*PROBLEM TO SOLVE*: Collect each line of the records containing the string "name".

*DATA RECORDS*:
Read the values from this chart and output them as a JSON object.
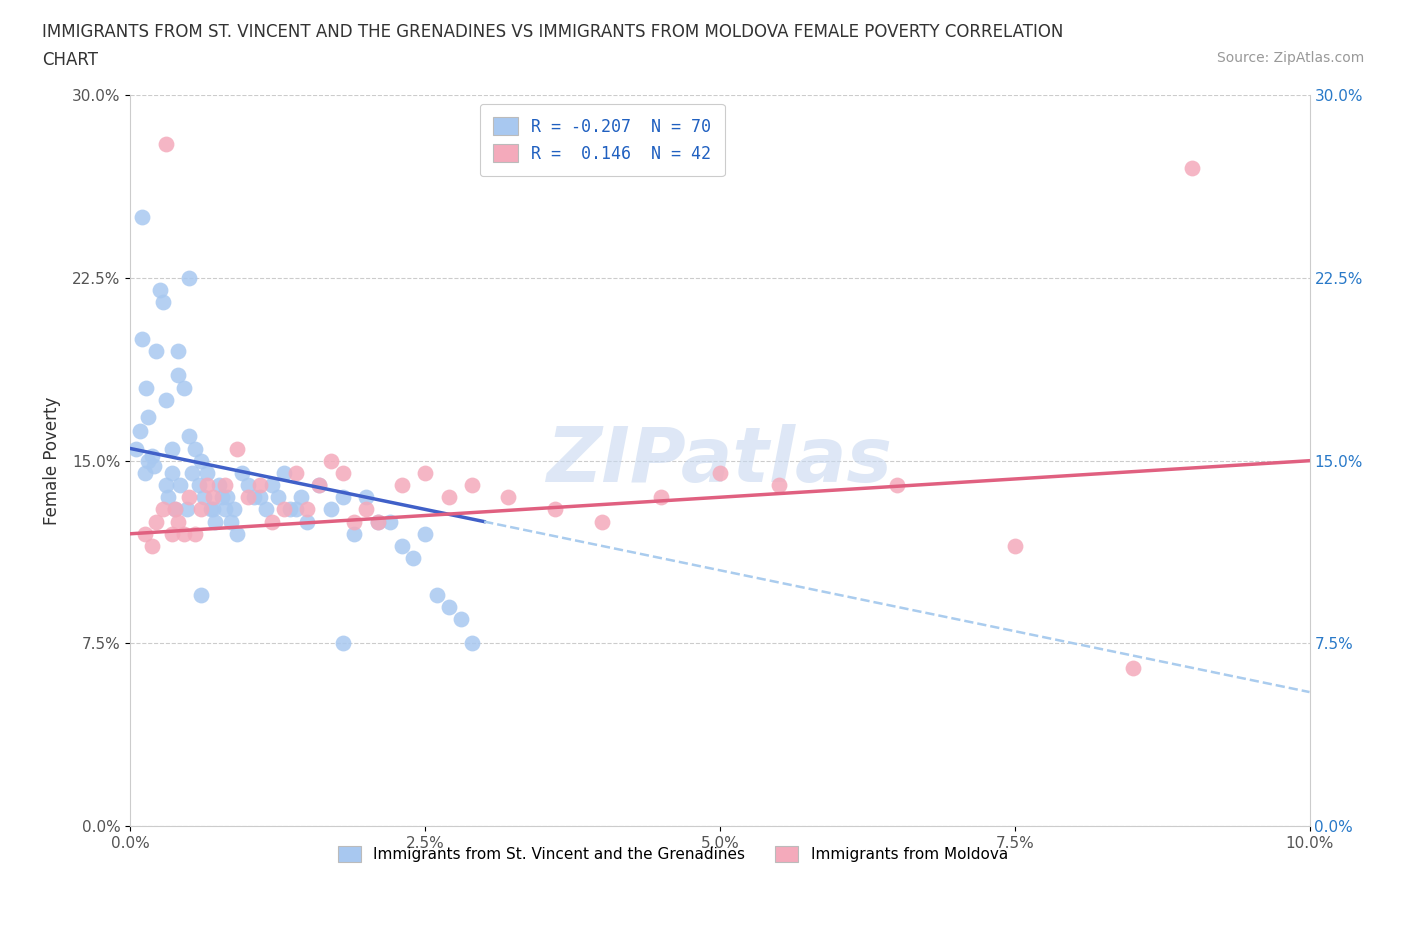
{
  "title_line1": "IMMIGRANTS FROM ST. VINCENT AND THE GRENADINES VS IMMIGRANTS FROM MOLDOVA FEMALE POVERTY CORRELATION",
  "title_line2": "CHART",
  "source": "Source: ZipAtlas.com",
  "xlabel": "",
  "ylabel": "Female Poverty",
  "xlim": [
    0.0,
    10.0
  ],
  "ylim": [
    0.0,
    30.0
  ],
  "xticks": [
    0.0,
    2.5,
    5.0,
    7.5,
    10.0
  ],
  "yticks": [
    0.0,
    7.5,
    15.0,
    22.5,
    30.0
  ],
  "xtick_labels": [
    "0.0%",
    "2.5%",
    "5.0%",
    "7.5%",
    "10.0%"
  ],
  "ytick_labels": [
    "0.0%",
    "7.5%",
    "15.0%",
    "22.5%",
    "30.0%"
  ],
  "blue_color": "#A8C8F0",
  "pink_color": "#F4AABB",
  "blue_line_color": "#4060C8",
  "pink_line_color": "#E06080",
  "blue_dashed_color": "#AACCEE",
  "R_blue": -0.207,
  "N_blue": 70,
  "R_pink": 0.146,
  "N_pink": 42,
  "legend_label_blue": "Immigrants from St. Vincent and the Grenadines",
  "legend_label_pink": "Immigrants from Moldova",
  "watermark": "ZIPatlas",
  "blue_line_x0": 0.0,
  "blue_line_y0": 15.5,
  "blue_line_x1": 3.0,
  "blue_line_y1": 12.5,
  "blue_dash_x0": 3.0,
  "blue_dash_y0": 12.5,
  "blue_dash_x1": 10.0,
  "blue_dash_y1": 5.5,
  "pink_line_x0": 0.0,
  "pink_line_y0": 12.0,
  "pink_line_x1": 10.0,
  "pink_line_y1": 15.0,
  "blue_scatter_x": [
    0.05,
    0.08,
    0.1,
    0.12,
    0.13,
    0.15,
    0.15,
    0.18,
    0.2,
    0.22,
    0.25,
    0.28,
    0.3,
    0.3,
    0.32,
    0.35,
    0.35,
    0.38,
    0.4,
    0.4,
    0.42,
    0.45,
    0.48,
    0.5,
    0.5,
    0.52,
    0.55,
    0.58,
    0.6,
    0.62,
    0.65,
    0.68,
    0.7,
    0.72,
    0.75,
    0.78,
    0.8,
    0.82,
    0.85,
    0.88,
    0.9,
    0.95,
    1.0,
    1.05,
    1.1,
    1.15,
    1.2,
    1.25,
    1.3,
    1.35,
    1.4,
    1.45,
    1.5,
    1.6,
    1.7,
    1.8,
    1.9,
    2.0,
    2.1,
    2.2,
    2.3,
    2.4,
    2.5,
    2.6,
    2.7,
    2.8,
    2.9,
    0.1,
    0.6,
    1.8
  ],
  "blue_scatter_y": [
    15.5,
    16.2,
    20.0,
    14.5,
    18.0,
    15.0,
    16.8,
    15.2,
    14.8,
    19.5,
    22.0,
    21.5,
    17.5,
    14.0,
    13.5,
    14.5,
    15.5,
    13.0,
    19.5,
    18.5,
    14.0,
    18.0,
    13.0,
    22.5,
    16.0,
    14.5,
    15.5,
    14.0,
    15.0,
    13.5,
    14.5,
    13.0,
    13.0,
    12.5,
    14.0,
    13.5,
    13.0,
    13.5,
    12.5,
    13.0,
    12.0,
    14.5,
    14.0,
    13.5,
    13.5,
    13.0,
    14.0,
    13.5,
    14.5,
    13.0,
    13.0,
    13.5,
    12.5,
    14.0,
    13.0,
    13.5,
    12.0,
    13.5,
    12.5,
    12.5,
    11.5,
    11.0,
    12.0,
    9.5,
    9.0,
    8.5,
    7.5,
    25.0,
    9.5,
    7.5
  ],
  "pink_scatter_x": [
    0.12,
    0.18,
    0.22,
    0.28,
    0.3,
    0.35,
    0.38,
    0.4,
    0.45,
    0.5,
    0.55,
    0.6,
    0.65,
    0.7,
    0.8,
    0.9,
    1.0,
    1.1,
    1.2,
    1.3,
    1.4,
    1.5,
    1.6,
    1.7,
    1.8,
    1.9,
    2.0,
    2.1,
    2.3,
    2.5,
    2.7,
    2.9,
    3.2,
    3.6,
    4.0,
    4.5,
    5.0,
    5.5,
    6.5,
    7.5,
    8.5,
    9.0
  ],
  "pink_scatter_y": [
    12.0,
    11.5,
    12.5,
    13.0,
    28.0,
    12.0,
    13.0,
    12.5,
    12.0,
    13.5,
    12.0,
    13.0,
    14.0,
    13.5,
    14.0,
    15.5,
    13.5,
    14.0,
    12.5,
    13.0,
    14.5,
    13.0,
    14.0,
    15.0,
    14.5,
    12.5,
    13.0,
    12.5,
    14.0,
    14.5,
    13.5,
    14.0,
    13.5,
    13.0,
    12.5,
    13.5,
    14.5,
    14.0,
    14.0,
    11.5,
    6.5,
    27.0
  ]
}
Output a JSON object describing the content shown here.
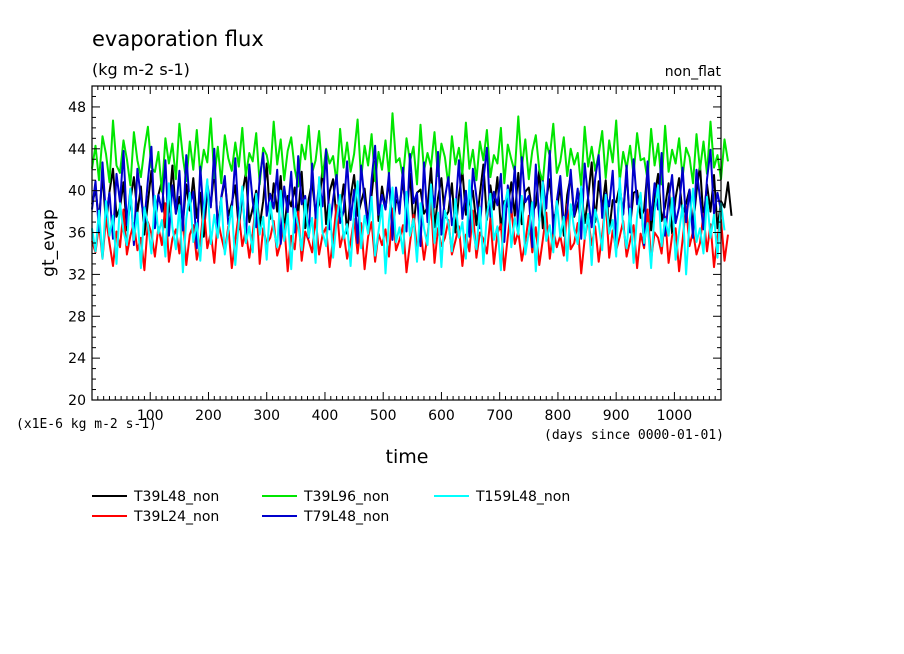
{
  "chart_data": {
    "type": "line",
    "title": "evaporation flux",
    "subtitle": "(kg m-2 s-1)",
    "corner_label": "non_flat",
    "ylabel": "gt_evap",
    "xlabel": "time",
    "y_unit_note": "(x1E-6 kg m-2 s-1)",
    "x_unit_note": "(days since 0000-01-01)",
    "xlim": [
      0,
      1080
    ],
    "ylim": [
      20,
      50
    ],
    "x_ticks": [
      100,
      200,
      300,
      400,
      500,
      600,
      700,
      800,
      900,
      1000
    ],
    "y_ticks": [
      20,
      24,
      28,
      32,
      36,
      40,
      44,
      48
    ],
    "sample_spacing_days": 6,
    "series": [
      {
        "name": "T39L48_non",
        "color": "#000000",
        "mean": 38.7,
        "range": [
          34.5,
          43.0
        ],
        "values": [
          38.7,
          40.1,
          37.2,
          41.6,
          36.8,
          39.9,
          42.1,
          37.5,
          38.4,
          40.8,
          36.2,
          39.1,
          41.3,
          37.9,
          40.4,
          35.8,
          38.9,
          41.9,
          37.1,
          39.6,
          40.9,
          36.5,
          38.2,
          42.4,
          37.8,
          39.4,
          36.9,
          40.6,
          38.1,
          41.2,
          37.4,
          39.8,
          35.6,
          40.2,
          38.6,
          42.0,
          36.7,
          39.3,
          41.0,
          37.6,
          38.8,
          40.5,
          36.3,
          39.7,
          41.7,
          37.0,
          38.3,
          40.0,
          36.6,
          39.0,
          42.6,
          37.3,
          40.7,
          38.0,
          41.4,
          36.1,
          39.5,
          38.5,
          40.3,
          37.7,
          41.8,
          36.4,
          39.2,
          40.8,
          37.9,
          38.7,
          42.2,
          36.8,
          39.9,
          41.1,
          37.2,
          38.1,
          40.6,
          35.9,
          39.4,
          41.5,
          37.6,
          38.9,
          40.2,
          36.9,
          39.6,
          42.8,
          37.1,
          40.4,
          38.3,
          41.0,
          36.2,
          39.1,
          38.6,
          40.9,
          37.5,
          41.6,
          36.6,
          39.8,
          40.1,
          37.8,
          38.4,
          42.3,
          36.5,
          39.3,
          41.2,
          37.4,
          38.0,
          40.7,
          36.0,
          39.5,
          41.9,
          37.7,
          38.8,
          40.0,
          36.7,
          39.7,
          42.5,
          37.2,
          40.5,
          38.2,
          41.3,
          36.3,
          39.0,
          38.5,
          40.8,
          37.6,
          41.7,
          36.8,
          39.9,
          40.3,
          37.9,
          38.6,
          42.0,
          36.4,
          39.2,
          41.1,
          37.3,
          38.1,
          40.6,
          35.7,
          39.6,
          41.4,
          37.5,
          38.7,
          40.2,
          36.9,
          39.4,
          42.7,
          37.0,
          40.9,
          38.3,
          41.0,
          36.1,
          39.1,
          38.9,
          40.4,
          37.8,
          41.8,
          36.6,
          39.8,
          40.0,
          37.4,
          38.2,
          42.1,
          36.2,
          39.5,
          41.6,
          37.1,
          38.5,
          40.7,
          35.9,
          39.3,
          41.2,
          37.7,
          38.8,
          40.1,
          36.5,
          39.9,
          42.4,
          37.2,
          40.6,
          38.0,
          41.5,
          36.4,
          39.0,
          38.4,
          40.8,
          37.6
        ]
      },
      {
        "name": "T39L24_non",
        "color": "#ff0000",
        "mean": 35.8,
        "range": [
          32.0,
          40.0
        ],
        "values": [
          35.2,
          34.1,
          36.8,
          33.5,
          37.4,
          35.0,
          32.8,
          36.1,
          34.6,
          38.2,
          33.9,
          35.7,
          36.9,
          34.3,
          35.5,
          32.4,
          37.0,
          35.9,
          33.7,
          36.5,
          34.8,
          38.8,
          33.2,
          35.4,
          36.3,
          34.0,
          37.6,
          32.9,
          35.8,
          36.7,
          33.4,
          35.1,
          38.5,
          34.5,
          36.0,
          33.1,
          37.2,
          35.6,
          34.2,
          36.6,
          32.6,
          35.3,
          37.8,
          34.7,
          36.2,
          33.6,
          35.9,
          39.1,
          33.0,
          36.4,
          34.9,
          35.5,
          37.1,
          33.8,
          35.0,
          36.8,
          32.3,
          35.7,
          34.4,
          38.0,
          33.3,
          36.1,
          35.2,
          34.1,
          37.5,
          33.9,
          35.8,
          36.5,
          32.7,
          35.4,
          38.6,
          34.6,
          36.0,
          33.5,
          35.1,
          37.3,
          34.0,
          36.9,
          32.5,
          35.6,
          37.0,
          33.2,
          35.9,
          34.8,
          36.3,
          33.7,
          38.3,
          34.3,
          35.3,
          36.7,
          32.2,
          35.0,
          37.7,
          34.5,
          36.2,
          33.4,
          35.7,
          38.9,
          33.1,
          36.4,
          34.7,
          35.5,
          37.2,
          33.9,
          35.2,
          36.6,
          32.8,
          35.8,
          34.2,
          38.1,
          33.6,
          36.0,
          35.4,
          34.0,
          37.4,
          33.0,
          35.9,
          36.8,
          32.4,
          35.6,
          38.4,
          34.9,
          36.1,
          33.3,
          35.1,
          37.6,
          34.1,
          36.5,
          32.9,
          35.3,
          37.9,
          33.5,
          36.3,
          34.6,
          35.7,
          33.8,
          38.7,
          34.4,
          35.0,
          36.9,
          32.1,
          35.4,
          37.3,
          34.8,
          36.6,
          33.2,
          35.8,
          39.0,
          33.6,
          36.2,
          34.3,
          35.6,
          37.1,
          33.7,
          35.2,
          36.7,
          32.6,
          35.9,
          34.5,
          38.2,
          33.4,
          36.0,
          35.5,
          34.0,
          37.5,
          33.1,
          35.7,
          36.4,
          32.3,
          35.3,
          38.5,
          34.7,
          36.1,
          33.9,
          35.0,
          37.8,
          34.2,
          36.8,
          32.7,
          35.6,
          37.2,
          33.3,
          35.8
        ]
      },
      {
        "name": "T39L96_non",
        "color": "#00e600",
        "mean": 42.6,
        "range": [
          38.5,
          47.5
        ],
        "values": [
          42.1,
          44.3,
          41.0,
          45.2,
          43.5,
          40.8,
          46.7,
          42.4,
          41.7,
          44.8,
          43.0,
          40.5,
          45.6,
          42.9,
          41.3,
          44.0,
          46.1,
          42.2,
          41.8,
          43.7,
          39.9,
          45.0,
          42.6,
          44.5,
          41.1,
          46.4,
          43.2,
          40.9,
          44.7,
          42.0,
          45.8,
          41.5,
          43.9,
          42.7,
          46.9,
          41.2,
          44.2,
          40.7,
          45.3,
          43.1,
          41.9,
          44.6,
          42.3,
          46.0,
          41.4,
          43.6,
          42.8,
          45.5,
          40.6,
          44.1,
          43.4,
          41.6,
          46.6,
          42.5,
          44.9,
          41.0,
          43.8,
          45.1,
          42.1,
          40.4,
          44.4,
          43.0,
          46.2,
          41.7,
          42.9,
          45.7,
          41.3,
          44.0,
          42.6,
          43.3,
          40.8,
          45.9,
          42.2,
          44.6,
          41.8,
          43.5,
          46.8,
          41.1,
          44.3,
          42.4,
          45.4,
          40.9,
          43.7,
          42.0,
          44.8,
          41.5,
          47.4,
          42.7,
          43.1,
          41.2,
          45.0,
          42.8,
          44.2,
          40.6,
          46.3,
          41.9,
          43.6,
          42.3,
          45.6,
          41.4,
          44.5,
          43.2,
          40.5,
          45.2,
          42.5,
          44.1,
          41.6,
          46.5,
          42.1,
          43.9,
          41.0,
          44.7,
          42.9,
          45.8,
          41.3,
          43.4,
          42.6,
          46.0,
          40.7,
          44.4,
          43.0,
          41.8,
          47.1,
          42.2,
          44.9,
          41.1,
          43.8,
          45.3,
          42.0,
          40.8,
          44.6,
          43.3,
          46.4,
          41.7,
          42.8,
          45.1,
          41.4,
          44.0,
          42.5,
          43.6,
          40.4,
          46.1,
          42.3,
          44.2,
          41.9,
          43.5,
          45.7,
          41.2,
          44.8,
          42.7,
          46.7,
          40.9,
          43.7,
          42.1,
          44.3,
          41.5,
          45.5,
          42.9,
          43.1,
          41.0,
          45.9,
          42.4,
          44.5,
          40.6,
          46.2,
          41.8,
          43.9,
          42.6,
          45.0,
          41.3,
          44.1,
          43.2,
          40.7,
          45.4,
          42.0,
          44.7,
          41.6,
          46.6,
          42.2,
          43.4,
          41.1,
          44.9,
          42.8
        ]
      },
      {
        "name": "T79L48_non",
        "color": "#0000cc",
        "mean": 39.0,
        "range": [
          33.0,
          44.5
        ],
        "values": [
          38.2,
          40.9,
          36.1,
          42.7,
          37.5,
          39.8,
          35.4,
          41.6,
          38.9,
          43.8,
          36.7,
          40.2,
          34.8,
          42.1,
          39.3,
          37.0,
          41.0,
          44.2,
          36.4,
          39.6,
          38.0,
          42.9,
          35.7,
          40.5,
          37.8,
          41.9,
          36.2,
          43.4,
          38.6,
          39.9,
          34.5,
          42.3,
          37.3,
          40.7,
          38.4,
          44.0,
          35.9,
          39.4,
          41.4,
          36.8,
          38.1,
          43.1,
          37.1,
          40.0,
          35.2,
          42.5,
          39.0,
          36.5,
          41.2,
          43.6,
          37.6,
          39.7,
          38.3,
          42.0,
          34.9,
          40.4,
          37.9,
          41.8,
          36.0,
          43.3,
          38.7,
          39.5,
          35.5,
          42.6,
          37.4,
          40.8,
          38.5,
          43.9,
          36.3,
          39.2,
          41.5,
          36.9,
          38.0,
          42.8,
          37.2,
          40.1,
          35.0,
          42.4,
          39.1,
          36.6,
          41.1,
          44.3,
          37.7,
          39.6,
          38.2,
          41.7,
          35.3,
          40.3,
          37.8,
          42.2,
          36.1,
          43.5,
          38.8,
          39.8,
          34.7,
          42.7,
          37.0,
          40.6,
          38.4,
          43.7,
          35.8,
          39.3,
          41.3,
          36.7,
          38.1,
          42.9,
          37.3,
          40.0,
          35.6,
          42.1,
          39.4,
          36.4,
          41.0,
          44.1,
          37.5,
          39.9,
          38.6,
          41.6,
          35.1,
          40.5,
          37.9,
          42.3,
          36.2,
          43.2,
          38.9,
          39.5,
          34.6,
          42.5,
          37.1,
          40.9,
          38.3,
          43.8,
          35.9,
          39.0,
          41.4,
          36.8,
          38.0,
          42.0,
          37.6,
          40.2,
          35.4,
          42.6,
          39.2,
          36.5,
          41.2,
          43.4,
          37.4,
          39.7,
          38.5,
          41.9,
          35.2,
          40.4,
          37.7,
          42.4,
          36.0,
          43.0,
          38.7,
          39.6,
          34.8,
          42.8,
          37.2,
          40.7,
          38.2,
          43.6,
          35.7,
          39.1,
          41.5,
          36.9,
          38.4,
          42.2,
          37.0,
          40.1,
          35.5,
          42.0,
          39.3,
          36.3,
          41.1,
          43.9,
          37.8,
          39.8,
          38.1
        ]
      },
      {
        "name": "T159L48_non",
        "color": "#00ffff",
        "mean": 36.8,
        "range": [
          31.5,
          42.0
        ],
        "values": [
          36.4,
          34.2,
          38.1,
          33.5,
          39.0,
          35.7,
          37.6,
          33.0,
          38.8,
          36.1,
          34.8,
          40.2,
          35.3,
          37.9,
          32.6,
          38.4,
          36.8,
          34.0,
          39.5,
          35.9,
          37.2,
          33.7,
          40.7,
          36.5,
          34.4,
          38.6,
          32.2,
          37.3,
          39.8,
          35.1,
          36.9,
          33.3,
          38.2,
          41.1,
          34.9,
          37.7,
          35.5,
          39.3,
          33.9,
          36.2,
          38.5,
          32.9,
          37.0,
          40.4,
          35.0,
          36.6,
          34.1,
          39.7,
          35.8,
          37.5,
          33.4,
          38.9,
          36.3,
          34.6,
          40.0,
          35.2,
          37.8,
          32.5,
          38.3,
          36.7,
          34.3,
          39.1,
          35.6,
          37.4,
          33.1,
          41.3,
          36.0,
          34.7,
          38.7,
          33.6,
          37.1,
          39.6,
          35.4,
          36.8,
          32.8,
          38.0,
          40.9,
          34.5,
          37.6,
          35.9,
          39.4,
          33.8,
          36.1,
          38.6,
          32.1,
          37.2,
          40.3,
          35.1,
          36.5,
          34.0,
          39.9,
          35.7,
          37.3,
          33.2,
          38.8,
          36.4,
          34.8,
          40.6,
          35.0,
          37.9,
          32.7,
          38.1,
          36.9,
          34.2,
          39.2,
          35.5,
          37.0,
          33.5,
          41.0,
          36.2,
          34.4,
          38.4,
          33.0,
          37.7,
          39.7,
          35.3,
          36.6,
          32.4,
          38.5,
          40.1,
          34.6,
          37.4,
          35.8,
          39.5,
          33.9,
          36.0,
          38.9,
          32.3,
          37.1,
          40.8,
          35.2,
          36.7,
          34.1,
          39.0,
          35.6,
          37.5,
          33.3,
          38.7,
          36.3,
          34.9,
          40.4,
          35.4,
          37.8,
          32.9,
          38.2,
          36.8,
          34.3,
          39.6,
          35.9,
          37.2,
          33.7,
          41.2,
          36.5,
          34.5,
          38.3,
          33.1,
          37.6,
          39.8,
          35.0,
          36.9,
          32.6,
          38.0,
          40.5,
          34.7,
          37.3,
          35.7,
          39.3,
          33.4,
          36.1,
          38.6,
          32.0,
          37.0,
          40.2,
          35.1,
          36.4,
          34.0,
          39.4,
          35.5,
          37.7,
          33.6,
          38.8,
          36.2
        ]
      }
    ]
  }
}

*OUTPUT FOR THIS TASK*:
        "name": "T39L48_non",
        "name": "T39L24_non",
        "name": "T39L96_non",
        "name": "T79L48_non",
        "name": "T159L48_non",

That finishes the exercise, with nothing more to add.